• Task material
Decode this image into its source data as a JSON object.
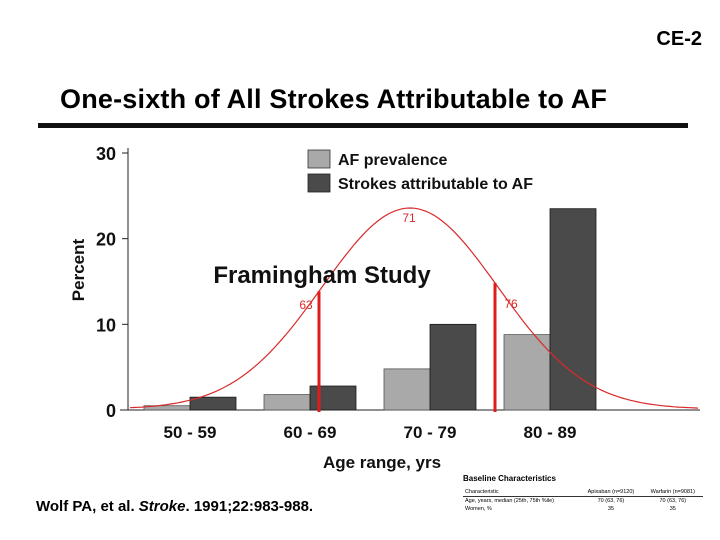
{
  "slide": {
    "id": "CE-2",
    "title": "One-sixth of All Strokes Attributable to AF",
    "citation_authors": "Wolf PA, et al. ",
    "citation_journal": "Stroke",
    "citation_rest": ". 1991;22:983-988."
  },
  "colors": {
    "prevalence": "#a9a9a9",
    "strokes": "#4a4a4a",
    "curve": "#d92b2b",
    "marker": "#e01b1b"
  },
  "chart_data": {
    "type": "bar",
    "title": "",
    "annotation": "Framingham Study",
    "ylabel": "Percent",
    "xlabel": "Age range, yrs",
    "ylim": [
      0,
      30
    ],
    "yticks": [
      0,
      10,
      20,
      30
    ],
    "categories": [
      "50 - 59",
      "60 - 69",
      "70 - 79",
      "80 - 89"
    ],
    "series": [
      {
        "name": "AF prevalence",
        "values": [
          0.5,
          1.8,
          4.8,
          8.8
        ]
      },
      {
        "name": "Strokes attributable to AF",
        "values": [
          1.5,
          2.8,
          10.0,
          23.5
        ]
      }
    ],
    "legend": "top-right",
    "overlay_curve": {
      "type": "normal-distribution",
      "peak_label": "71",
      "left_marker_label": "63",
      "right_marker_label": "76"
    }
  },
  "baseline": {
    "title": "Baseline Characteristics",
    "headers": [
      "Characteristic",
      "Apixaban (n=9120)",
      "Warfarin (n=9081)"
    ],
    "rows": [
      [
        "Age, years, median (25th, 75th %ile)",
        "70 (63, 76)",
        "70 (63, 76)"
      ],
      [
        "Women, %",
        "35",
        "35"
      ]
    ]
  }
}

• Stated exercise
Without the pictures, return all the records precisely as they stand.

• Response
Decode this image into its source data as a JSON object.
{
  "slide": {
    "id": "CE-2",
    "title": "One-sixth of All Strokes Attributable to AF",
    "citation_authors": "Wolf PA, et al. ",
    "citation_journal": "Stroke",
    "citation_rest": ". 1991;22:983-988."
  },
  "colors": {
    "prevalence": "#a9a9a9",
    "strokes": "#4a4a4a",
    "curve": "#d92b2b",
    "marker": "#e01b1b"
  },
  "chart_data": {
    "type": "bar",
    "title": "",
    "annotation": "Framingham Study",
    "ylabel": "Percent",
    "xlabel": "Age range, yrs",
    "ylim": [
      0,
      30
    ],
    "yticks": [
      0,
      10,
      20,
      30
    ],
    "categories": [
      "50 - 59",
      "60 - 69",
      "70 - 79",
      "80 - 89"
    ],
    "series": [
      {
        "name": "AF prevalence",
        "values": [
          0.5,
          1.8,
          4.8,
          8.8
        ]
      },
      {
        "name": "Strokes attributable to AF",
        "values": [
          1.5,
          2.8,
          10.0,
          23.5
        ]
      }
    ],
    "legend": "top-right",
    "overlay_curve": {
      "type": "normal-distribution",
      "peak_label": "71",
      "left_marker_label": "63",
      "right_marker_label": "76"
    }
  },
  "baseline": {
    "title": "Baseline Characteristics",
    "headers": [
      "Characteristic",
      "Apixaban (n=9120)",
      "Warfarin (n=9081)"
    ],
    "rows": [
      [
        "Age, years, median (25th, 75th %ile)",
        "70 (63, 76)",
        "70 (63, 76)"
      ],
      [
        "Women, %",
        "35",
        "35"
      ]
    ]
  }
}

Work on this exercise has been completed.